> Challenge: Pick out the lines below that contain the string "nneighborhoods" and copy them all.
-- start Stored records --
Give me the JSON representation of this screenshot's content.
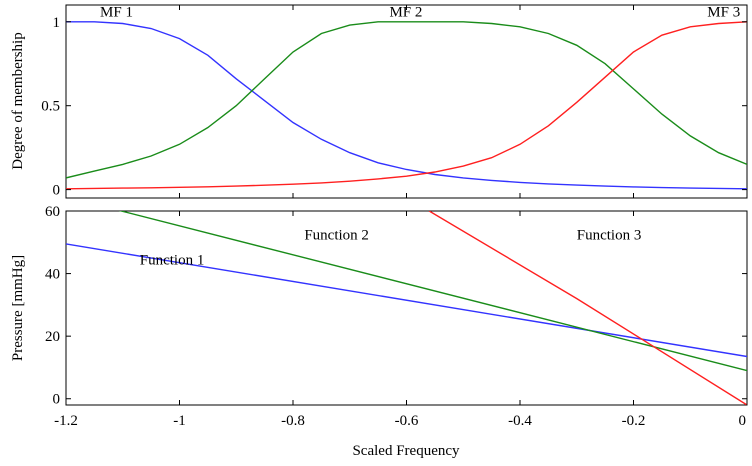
{
  "chart_data": [
    {
      "type": "line",
      "title": "",
      "xlabel": "",
      "ylabel": "Degree of membership",
      "xlim": [
        -1.2,
        0
      ],
      "ylim": [
        -0.05,
        1.1
      ],
      "xticks": [
        -1.2,
        -1,
        -0.8,
        -0.6,
        -0.4,
        -0.2,
        0
      ],
      "yticks": [
        0,
        0.5,
        1
      ],
      "ytick_labels": [
        "0",
        "0.5",
        "1"
      ],
      "grid": false,
      "legend": "none",
      "series": [
        {
          "name": "MF 1",
          "color": "#3333ff",
          "x": [
            -1.2,
            -1.15,
            -1.1,
            -1.05,
            -1.0,
            -0.95,
            -0.9,
            -0.85,
            -0.8,
            -0.75,
            -0.7,
            -0.65,
            -0.6,
            -0.55,
            -0.5,
            -0.45,
            -0.4,
            -0.35,
            -0.3,
            -0.25,
            -0.2,
            -0.15,
            -0.1,
            -0.05,
            0.0
          ],
          "y": [
            1.0,
            1.0,
            0.99,
            0.96,
            0.9,
            0.8,
            0.66,
            0.53,
            0.4,
            0.3,
            0.22,
            0.16,
            0.12,
            0.09,
            0.07,
            0.055,
            0.043,
            0.034,
            0.027,
            0.021,
            0.016,
            0.012,
            0.009,
            0.007,
            0.005
          ]
        },
        {
          "name": "MF 2",
          "color": "#1a8c1a",
          "x": [
            -1.2,
            -1.15,
            -1.1,
            -1.05,
            -1.0,
            -0.95,
            -0.9,
            -0.85,
            -0.8,
            -0.75,
            -0.7,
            -0.65,
            -0.6,
            -0.55,
            -0.5,
            -0.45,
            -0.4,
            -0.35,
            -0.3,
            -0.25,
            -0.2,
            -0.15,
            -0.1,
            -0.05,
            0.0
          ],
          "y": [
            0.07,
            0.11,
            0.15,
            0.2,
            0.27,
            0.37,
            0.5,
            0.66,
            0.82,
            0.93,
            0.98,
            1.0,
            1.0,
            1.0,
            1.0,
            0.99,
            0.97,
            0.93,
            0.86,
            0.75,
            0.6,
            0.45,
            0.32,
            0.22,
            0.15
          ]
        },
        {
          "name": "MF 3",
          "color": "#ff2020",
          "x": [
            -1.2,
            -1.15,
            -1.1,
            -1.05,
            -1.0,
            -0.95,
            -0.9,
            -0.85,
            -0.8,
            -0.75,
            -0.7,
            -0.65,
            -0.6,
            -0.55,
            -0.5,
            -0.45,
            -0.4,
            -0.35,
            -0.3,
            -0.25,
            -0.2,
            -0.15,
            -0.1,
            -0.05,
            0.0
          ],
          "y": [
            0.005,
            0.007,
            0.009,
            0.011,
            0.014,
            0.017,
            0.021,
            0.026,
            0.032,
            0.04,
            0.05,
            0.064,
            0.08,
            0.105,
            0.14,
            0.19,
            0.27,
            0.38,
            0.52,
            0.67,
            0.82,
            0.92,
            0.97,
            0.99,
            1.0
          ]
        }
      ],
      "annotations": [
        {
          "text": "MF 1",
          "x": -1.14,
          "y": 1.06
        },
        {
          "text": "MF 2",
          "x": -0.63,
          "y": 1.06
        },
        {
          "text": "MF 3",
          "x": -0.07,
          "y": 1.06
        }
      ]
    },
    {
      "type": "line",
      "title": "",
      "xlabel": "Scaled Frequency",
      "ylabel": "Pressure [mmHg]",
      "xlim": [
        -1.2,
        0
      ],
      "ylim": [
        -2,
        60
      ],
      "xticks": [
        -1.2,
        -1,
        -0.8,
        -0.6,
        -0.4,
        -0.2,
        0
      ],
      "xtick_labels": [
        "-1.2",
        "-1",
        "-0.8",
        "-0.6",
        "-0.4",
        "-0.2",
        "0"
      ],
      "yticks": [
        0,
        20,
        40,
        60
      ],
      "ytick_labels": [
        "0",
        "20",
        "40",
        "60"
      ],
      "grid": false,
      "legend": "none",
      "series": [
        {
          "name": "Function 1",
          "color": "#3333ff",
          "x": [
            -1.2,
            0
          ],
          "y": [
            49.5,
            13.5
          ]
        },
        {
          "name": "Function 2",
          "color": "#1a8c1a",
          "x": [
            -1.2,
            0
          ],
          "y": [
            64.5,
            9.0
          ]
        },
        {
          "name": "Function 3",
          "color": "#ff2020",
          "x": [
            -0.56,
            -0.3,
            0
          ],
          "y": [
            60.0,
            32.0,
            -2.0
          ]
        }
      ],
      "annotations": [
        {
          "text": "Function 1",
          "x": -1.07,
          "y": 44.5
        },
        {
          "text": "Function 2",
          "x": -0.78,
          "y": 52.5
        },
        {
          "text": "Function 3",
          "x": -0.3,
          "y": 52.5
        }
      ]
    }
  ]
}
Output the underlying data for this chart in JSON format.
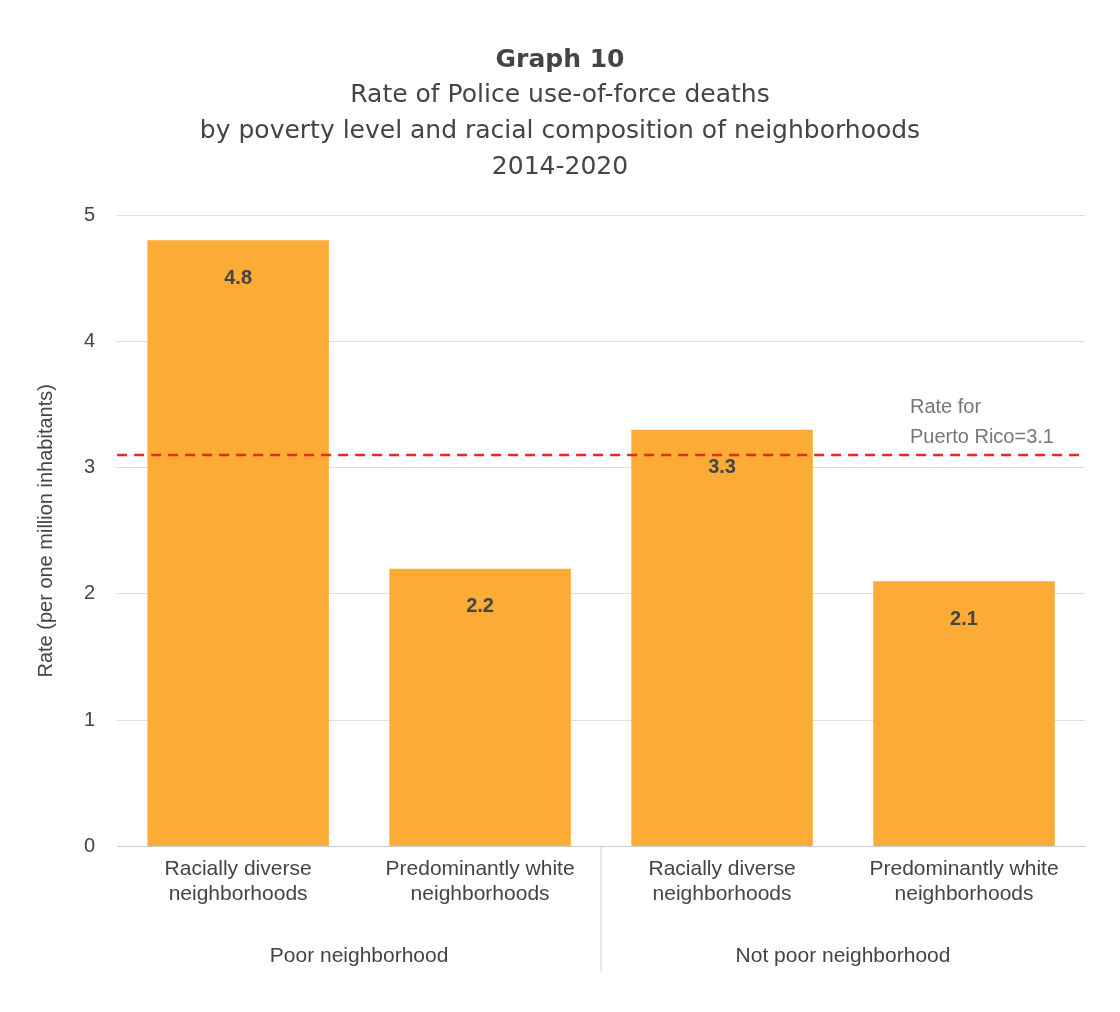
{
  "chart_data": {
    "type": "bar",
    "title": "Graph 10",
    "subtitle": "Rate of Police use-of-force deaths\nby poverty level and racial composition of neighborhoods\n2014-2020",
    "ylabel": "Rate (per one million inhabitants)",
    "categories": [
      "Racially diverse\nneighborhoods",
      "Predominantly white\nneighborhoods",
      "Racially diverse\nneighborhoods",
      "Predominantly white\nneighborhoods"
    ],
    "values": [
      4.8,
      2.2,
      3.3,
      2.1
    ],
    "color": "#fbab36",
    "data_labels": true,
    "ylim": [
      0,
      5
    ],
    "yticks": [
      0,
      1,
      2,
      3,
      4,
      5
    ],
    "grid": "y",
    "legend": false,
    "ref_lines": [
      {
        "axis": "y",
        "value": 3.1,
        "label": "Rate for\nPuerto Rico=3.1",
        "color": "#e8291c",
        "line_style": "dashed"
      }
    ],
    "annotations": [
      "Poor neighborhood",
      "Not poor neighborhood"
    ]
  }
}
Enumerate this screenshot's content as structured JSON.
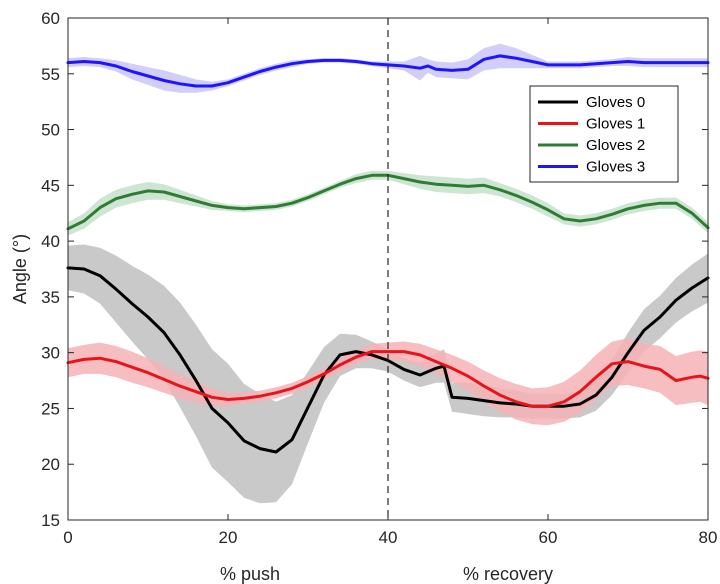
{
  "chart_data": {
    "type": "line",
    "xlabel": "% push",
    "xlabel2": "% recovery",
    "ylabel": "Angle (°)",
    "xlim": [
      0,
      80
    ],
    "ylim": [
      15,
      60
    ],
    "x_ticks": [
      "0",
      "20",
      "40",
      "60",
      "80"
    ],
    "y_ticks": [
      "15",
      "20",
      "25",
      "30",
      "35",
      "40",
      "45",
      "50",
      "55",
      "60"
    ],
    "vertical_line_x": 40,
    "legend_position": "top-right",
    "grid": false,
    "series": [
      {
        "name": "Gloves 0",
        "color": "#000000",
        "band_color": "#bfbfbf",
        "x": [
          0,
          2,
          4,
          6,
          8,
          10,
          12,
          14,
          16,
          18,
          20,
          22,
          24,
          26,
          28,
          30,
          32,
          34,
          36,
          38,
          40,
          42,
          44,
          46,
          47,
          48,
          50,
          52,
          54,
          56,
          58,
          60,
          62,
          64,
          66,
          68,
          70,
          72,
          74,
          76,
          78,
          80
        ],
        "values": [
          37.6,
          37.5,
          36.9,
          35.7,
          34.4,
          33.2,
          31.8,
          29.8,
          27.5,
          25.0,
          23.7,
          22.1,
          21.4,
          21.1,
          22.2,
          25.1,
          28.0,
          29.8,
          30.1,
          29.8,
          29.3,
          28.5,
          28.0,
          28.6,
          28.8,
          26.0,
          25.9,
          25.7,
          25.5,
          25.4,
          25.2,
          25.2,
          25.2,
          25.4,
          26.2,
          27.8,
          30.0,
          32.0,
          33.2,
          34.7,
          35.8,
          36.7
        ],
        "spread": [
          2.0,
          2.2,
          2.5,
          3.0,
          3.4,
          3.8,
          4.2,
          4.7,
          5.0,
          5.3,
          5.3,
          5.1,
          4.9,
          4.5,
          4.0,
          3.2,
          2.5,
          1.9,
          1.5,
          1.2,
          1.0,
          1.0,
          1.1,
          1.3,
          1.5,
          1.3,
          1.4,
          1.4,
          1.3,
          1.2,
          1.1,
          1.1,
          1.1,
          1.2,
          1.4,
          1.6,
          1.8,
          1.9,
          1.9,
          2.0,
          2.1,
          2.2
        ]
      },
      {
        "name": "Gloves 1",
        "color": "#e8141c",
        "band_color": "#f6b3b6",
        "x": [
          0,
          2,
          4,
          6,
          8,
          10,
          12,
          14,
          16,
          18,
          20,
          22,
          24,
          26,
          28,
          30,
          32,
          34,
          36,
          38,
          40,
          42,
          44,
          46,
          48,
          50,
          52,
          54,
          56,
          58,
          60,
          62,
          64,
          66,
          68,
          70,
          72,
          74,
          76,
          78,
          79,
          80
        ],
        "values": [
          29.1,
          29.4,
          29.5,
          29.2,
          28.7,
          28.2,
          27.6,
          27.0,
          26.5,
          26.0,
          25.8,
          25.9,
          26.1,
          26.4,
          26.8,
          27.4,
          28.1,
          28.9,
          29.6,
          30.1,
          30.1,
          30.1,
          29.8,
          29.2,
          28.6,
          27.9,
          27.0,
          26.2,
          25.6,
          25.2,
          25.2,
          25.6,
          26.5,
          27.8,
          29.0,
          29.2,
          28.8,
          28.5,
          27.5,
          27.8,
          27.9,
          27.7
        ],
        "spread": [
          1.3,
          1.3,
          1.4,
          1.4,
          1.4,
          1.3,
          1.2,
          1.1,
          1.0,
          0.8,
          0.6,
          0.5,
          0.5,
          0.5,
          0.5,
          0.5,
          0.5,
          0.6,
          0.6,
          0.7,
          0.8,
          0.9,
          1.0,
          1.1,
          1.2,
          1.3,
          1.4,
          1.5,
          1.6,
          1.6,
          1.7,
          1.8,
          1.9,
          2.0,
          2.0,
          2.1,
          2.0,
          2.1,
          2.2,
          2.3,
          2.3,
          2.4
        ]
      },
      {
        "name": "Gloves 2",
        "color": "#2e7d32",
        "band_color": "#c6e1cc",
        "x": [
          0,
          2,
          4,
          6,
          8,
          10,
          12,
          14,
          16,
          18,
          20,
          22,
          24,
          26,
          28,
          30,
          32,
          34,
          36,
          38,
          40,
          42,
          44,
          46,
          48,
          50,
          52,
          54,
          56,
          58,
          60,
          62,
          64,
          66,
          68,
          70,
          72,
          74,
          76,
          78,
          80
        ],
        "values": [
          41.1,
          41.8,
          43.0,
          43.8,
          44.2,
          44.5,
          44.4,
          44.0,
          43.6,
          43.2,
          43.0,
          42.9,
          43.0,
          43.1,
          43.4,
          43.9,
          44.5,
          45.1,
          45.6,
          45.9,
          45.9,
          45.6,
          45.3,
          45.1,
          45.0,
          44.9,
          45.0,
          44.6,
          44.1,
          43.5,
          42.8,
          42.0,
          41.8,
          42.0,
          42.4,
          42.9,
          43.2,
          43.4,
          43.4,
          42.5,
          41.2
        ],
        "spread": [
          0.6,
          0.7,
          0.8,
          0.8,
          0.8,
          0.8,
          0.7,
          0.6,
          0.5,
          0.4,
          0.3,
          0.3,
          0.3,
          0.3,
          0.3,
          0.3,
          0.3,
          0.3,
          0.4,
          0.4,
          0.4,
          0.5,
          0.6,
          0.7,
          0.7,
          0.7,
          0.7,
          0.6,
          0.6,
          0.6,
          0.6,
          0.5,
          0.5,
          0.5,
          0.5,
          0.5,
          0.5,
          0.5,
          0.5,
          0.5,
          0.5
        ]
      },
      {
        "name": "Gloves 3",
        "color": "#1f14ff",
        "band_color": "#c9c6f6",
        "x": [
          0,
          2,
          4,
          6,
          8,
          10,
          12,
          14,
          16,
          18,
          20,
          22,
          24,
          26,
          28,
          30,
          32,
          34,
          36,
          38,
          40,
          42,
          44,
          45,
          46,
          48,
          50,
          52,
          54,
          56,
          58,
          60,
          62,
          64,
          66,
          68,
          70,
          72,
          74,
          76,
          78,
          80
        ],
        "values": [
          56.0,
          56.1,
          56.0,
          55.7,
          55.2,
          54.8,
          54.4,
          54.1,
          53.9,
          53.9,
          54.2,
          54.7,
          55.2,
          55.6,
          55.9,
          56.1,
          56.2,
          56.2,
          56.1,
          55.9,
          55.8,
          55.7,
          55.5,
          55.7,
          55.4,
          55.3,
          55.4,
          56.3,
          56.6,
          56.4,
          56.1,
          55.8,
          55.8,
          55.8,
          55.9,
          56.0,
          56.1,
          56.0,
          56.0,
          56.0,
          56.0,
          56.0
        ],
        "spread": [
          0.4,
          0.4,
          0.4,
          0.5,
          0.7,
          0.8,
          0.9,
          0.8,
          0.6,
          0.4,
          0.3,
          0.3,
          0.3,
          0.3,
          0.3,
          0.2,
          0.2,
          0.2,
          0.2,
          0.2,
          0.3,
          0.4,
          1.1,
          0.6,
          0.7,
          0.7,
          0.9,
          1.0,
          1.1,
          0.9,
          0.6,
          0.3,
          0.3,
          0.3,
          0.3,
          0.3,
          0.4,
          0.4,
          0.4,
          0.4,
          0.4,
          0.4
        ]
      }
    ]
  }
}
-- end Stored records --
> Task answer:
      "Racially diverse\nneighborhoods",
      "Predominantly white\nneighborhoods",
      "Racially diverse\nneighborhoods",
      "Predominantly white\nneighborhoods"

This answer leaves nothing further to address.